AIM OF THE TASK:
Transcribe nothing but the lines from the one with "Enumerate this screenshot's" to the end of the entries, both included, keeping each exact and leaving every picture out.

--- start of TASK INPUTS ---

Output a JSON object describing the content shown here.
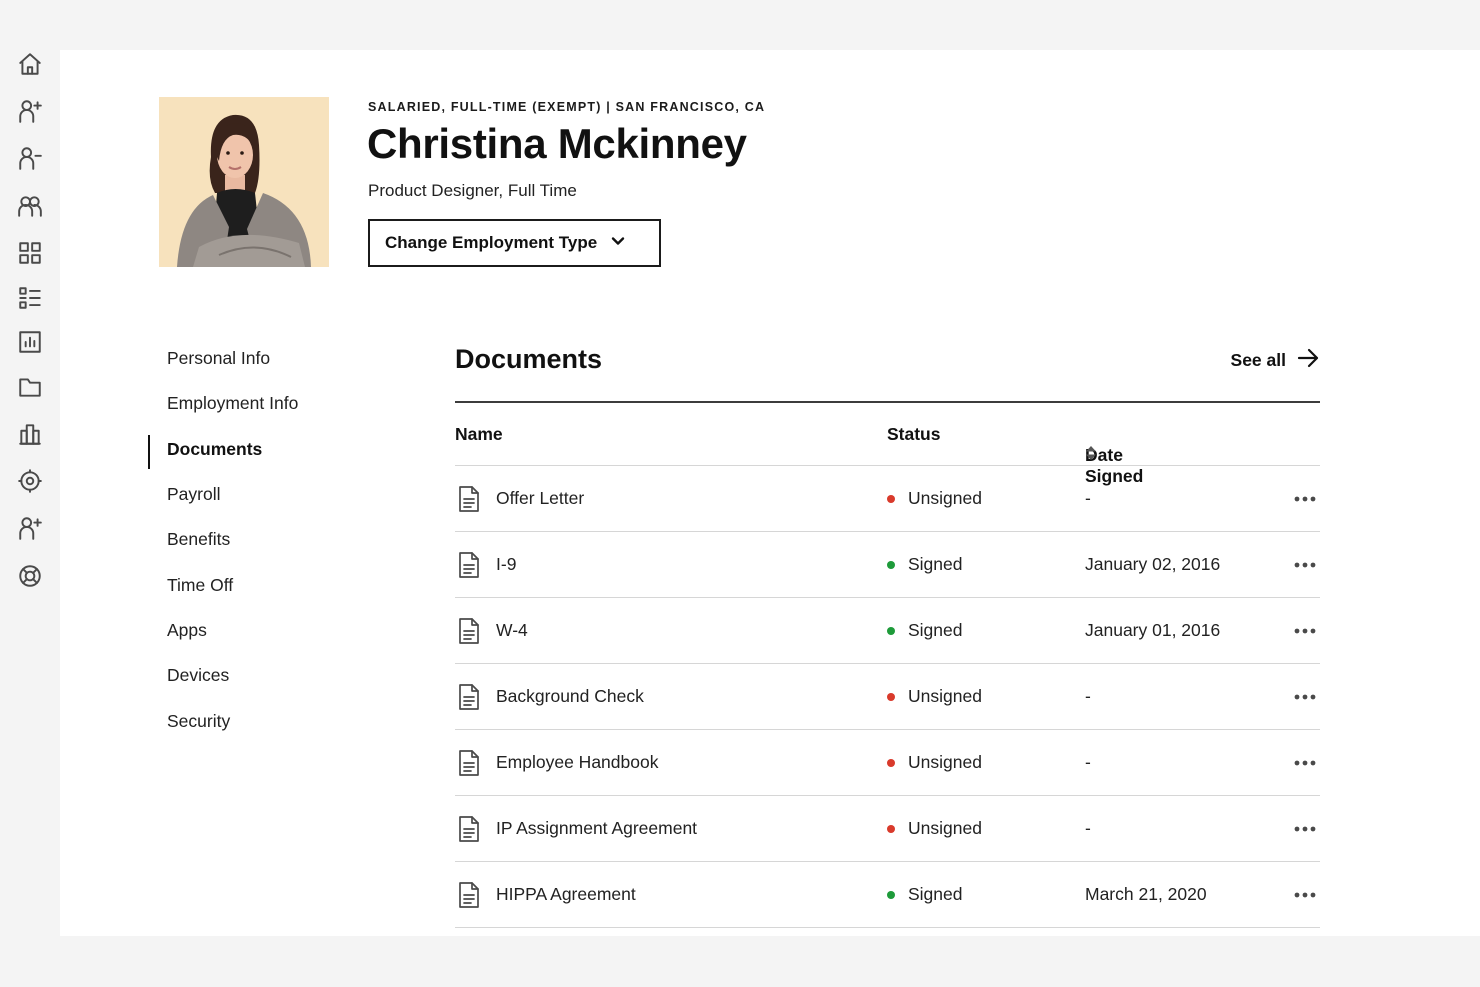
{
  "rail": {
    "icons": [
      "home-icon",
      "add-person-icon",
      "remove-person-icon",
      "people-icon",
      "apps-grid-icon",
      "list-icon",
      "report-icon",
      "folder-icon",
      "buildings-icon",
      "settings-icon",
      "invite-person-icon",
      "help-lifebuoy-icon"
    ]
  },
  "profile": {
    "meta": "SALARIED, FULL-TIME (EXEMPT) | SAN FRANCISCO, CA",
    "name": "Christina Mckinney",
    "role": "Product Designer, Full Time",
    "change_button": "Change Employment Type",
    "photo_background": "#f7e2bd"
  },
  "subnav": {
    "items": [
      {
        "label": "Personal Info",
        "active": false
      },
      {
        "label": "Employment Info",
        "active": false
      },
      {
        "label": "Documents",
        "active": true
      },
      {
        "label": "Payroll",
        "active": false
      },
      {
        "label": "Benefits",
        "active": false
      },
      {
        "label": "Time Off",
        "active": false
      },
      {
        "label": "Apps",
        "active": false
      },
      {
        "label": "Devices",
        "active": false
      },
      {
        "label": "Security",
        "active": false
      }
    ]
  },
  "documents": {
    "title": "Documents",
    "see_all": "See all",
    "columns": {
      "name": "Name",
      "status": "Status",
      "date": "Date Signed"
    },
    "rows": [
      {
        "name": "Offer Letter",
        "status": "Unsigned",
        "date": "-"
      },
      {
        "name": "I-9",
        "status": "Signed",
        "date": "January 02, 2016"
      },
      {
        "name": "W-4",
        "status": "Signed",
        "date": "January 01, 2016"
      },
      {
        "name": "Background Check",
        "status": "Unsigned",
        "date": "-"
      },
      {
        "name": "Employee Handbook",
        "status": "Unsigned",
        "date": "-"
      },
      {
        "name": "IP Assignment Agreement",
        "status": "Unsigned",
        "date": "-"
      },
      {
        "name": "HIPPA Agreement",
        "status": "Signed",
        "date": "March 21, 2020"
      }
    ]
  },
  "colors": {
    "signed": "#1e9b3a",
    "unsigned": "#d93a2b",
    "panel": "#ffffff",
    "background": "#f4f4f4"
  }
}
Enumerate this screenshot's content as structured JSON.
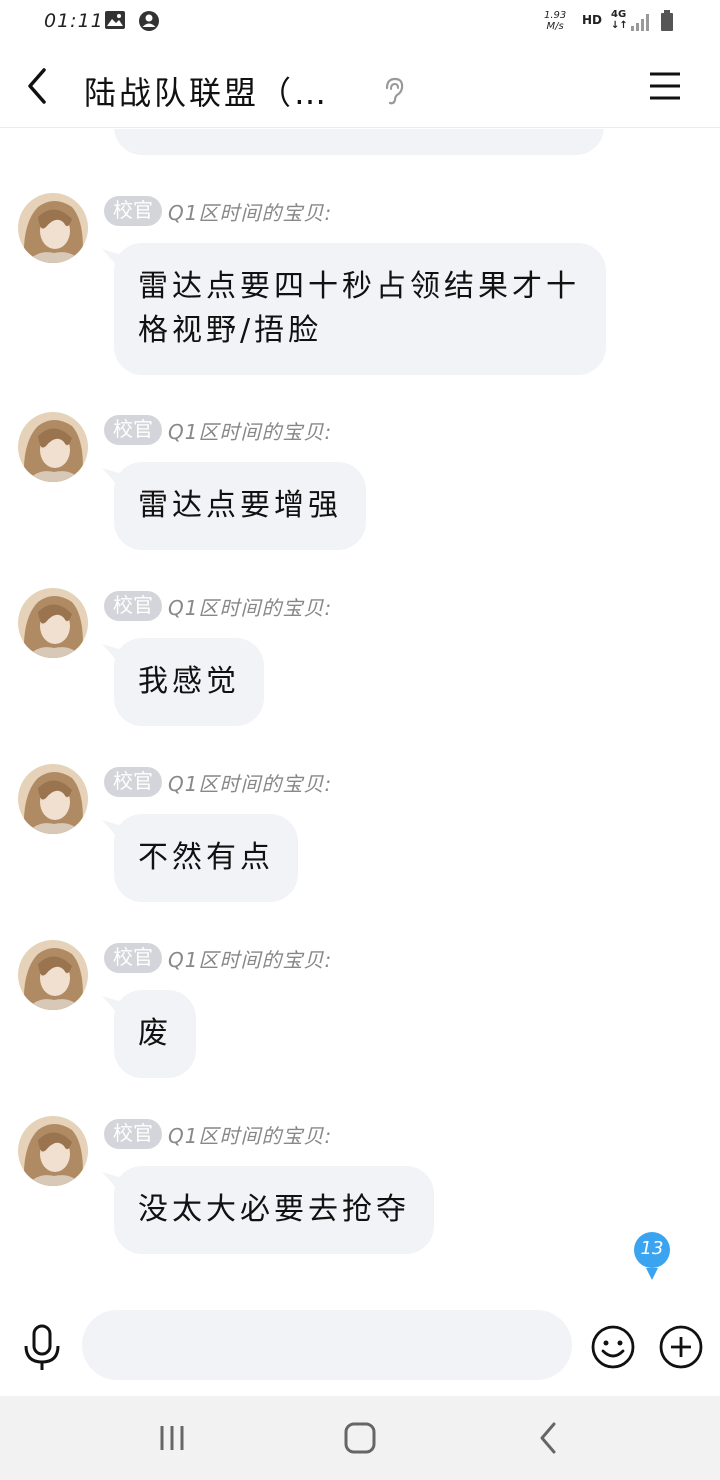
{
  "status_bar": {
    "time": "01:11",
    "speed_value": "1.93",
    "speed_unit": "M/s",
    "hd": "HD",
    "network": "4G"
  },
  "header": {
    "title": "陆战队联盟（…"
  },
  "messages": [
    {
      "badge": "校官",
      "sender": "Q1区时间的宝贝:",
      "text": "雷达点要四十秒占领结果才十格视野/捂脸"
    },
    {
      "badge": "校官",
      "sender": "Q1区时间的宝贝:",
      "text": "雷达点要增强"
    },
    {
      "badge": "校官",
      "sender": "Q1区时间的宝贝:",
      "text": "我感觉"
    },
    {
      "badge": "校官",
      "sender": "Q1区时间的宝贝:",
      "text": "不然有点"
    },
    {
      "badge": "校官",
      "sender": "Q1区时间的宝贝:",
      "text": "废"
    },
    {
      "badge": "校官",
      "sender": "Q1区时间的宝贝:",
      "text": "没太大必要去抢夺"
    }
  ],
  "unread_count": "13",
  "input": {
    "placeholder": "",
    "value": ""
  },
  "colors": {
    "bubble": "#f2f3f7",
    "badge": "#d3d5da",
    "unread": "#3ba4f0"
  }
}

--- end of TASK INPUTS ---

TASK RESPONSE:
Enumerate this screenshot's content as structured JSON.
{
  "status_bar": {
    "time": "01:11",
    "speed_value": "1.93",
    "speed_unit": "M/s",
    "hd": "HD",
    "network": "4G"
  },
  "header": {
    "title": "陆战队联盟（…"
  },
  "messages": [
    {
      "badge": "校官",
      "sender": "Q1区时间的宝贝:",
      "text": "雷达点要四十秒占领结果才十格视野/捂脸"
    },
    {
      "badge": "校官",
      "sender": "Q1区时间的宝贝:",
      "text": "雷达点要增强"
    },
    {
      "badge": "校官",
      "sender": "Q1区时间的宝贝:",
      "text": "我感觉"
    },
    {
      "badge": "校官",
      "sender": "Q1区时间的宝贝:",
      "text": "不然有点"
    },
    {
      "badge": "校官",
      "sender": "Q1区时间的宝贝:",
      "text": "废"
    },
    {
      "badge": "校官",
      "sender": "Q1区时间的宝贝:",
      "text": "没太大必要去抢夺"
    }
  ],
  "unread_count": "13",
  "input": {
    "placeholder": "",
    "value": ""
  },
  "colors": {
    "bubble": "#f2f3f7",
    "badge": "#d3d5da",
    "unread": "#3ba4f0"
  }
}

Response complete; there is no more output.